In Computational Linguistics, the term discourse is used to refer to a communicative event such as a text or a dialog. In our lab, in recent years the work focused on monologue text. We study text structure both from a theoretical perspective and with the goal of automatic analysis. Notice we can provide only a very brief summary here. One of our favorite phenomena is connectives, explained in a separate section below.
The Structure of Discourse
In a text, structure arises on multiple levels of description (as explained in the German monograph (Stede 2007)), for example:
coreference: pronouns and definite noun phrases refer back to entities in the text
genre-specific zones: the genre of a text determines which functional units are part of the text
topic changes: in running text, stretches (often paragraphs) deal with different sub-topics of the text
rhetorical structure: according to several theories, coherence relations hold between (mostly) adjacent spans of text, yielding a tree or graph structure for the complete text
A fair amount of our work dealt with Rhetorical Structure Theory (Mann/Thompson 1988), both for text analysis and generation. We provide annotation guidelines for RST, which originated in collaboration with Maite Taboada (SFU, Vancouver) (Stede et al. 2017). Also, we suggested certain modifications to the theory, especially concerning nuclearity in (Stede 2008). The Potsdam Commentary Corpus (PCC) has RST trees as one annotation layer. But other levels are of equal importance to us, see e.g. our separate page on Coreference
Discourse connectives are lexical items that encode semantic or pragmatic relations between adjacent spans of text, such as causality or contrast. We have developed analyses of particular connectives and groups of them (especially causal, contrastive and concessive ones), and also comparative analyses across several languages. One result of our work is DiMLex, a computer-readable discourse connective lexicon for German (Stede 2002). We recently contributed to building an Italian version (Feltracco et al. 16), and now released a multilingual connective database (see "Resources" below) that was built in collaboration with partners from the TextLink network.
Also, one of the annotation layers in our Potsdam Commentary Corpus (PCC) is connectives and their arguments.
The range of subtopics of discourse processing is explained in the monograph Discourse Processing (Stede 2011).

TASKS |
(a) Answer these questions about the page on discourse research, one answer per line:
(i) Which theory did a fair amount of the lab's work deal with?
(ii) What is DiMLex?
(iii) What kind of stretch of running text often deals with a different sub-topic?
(b) Print the stretch of the page on discourse research from "In Computational Linguistics, the" through "separate section below." word for word.

RAW DATA |

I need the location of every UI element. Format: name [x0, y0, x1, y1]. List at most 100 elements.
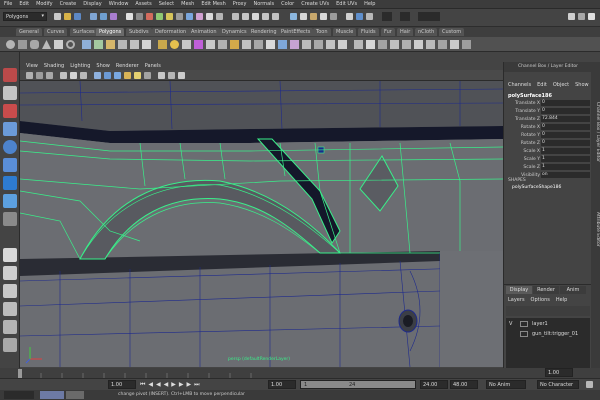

ANSWERS GIVEN |
(a)
(i) Rhetorical Structure Theory (Mann/Thompson 1988)
(ii) A computer-readable discourse connective lexicon for German
(iii) A paragraph

(b)
In Computational Linguistics, the term discourse is used to refer to a communicative event such as a text or a dialog. In our lab, in recent years the work focused on monologue text. We study text structure both from a theoretical perspective and with the goal of automatic analysis. Notice we can provide only a very brief summary here. One of our favorite phenomena is connectives, explained in a separate section below.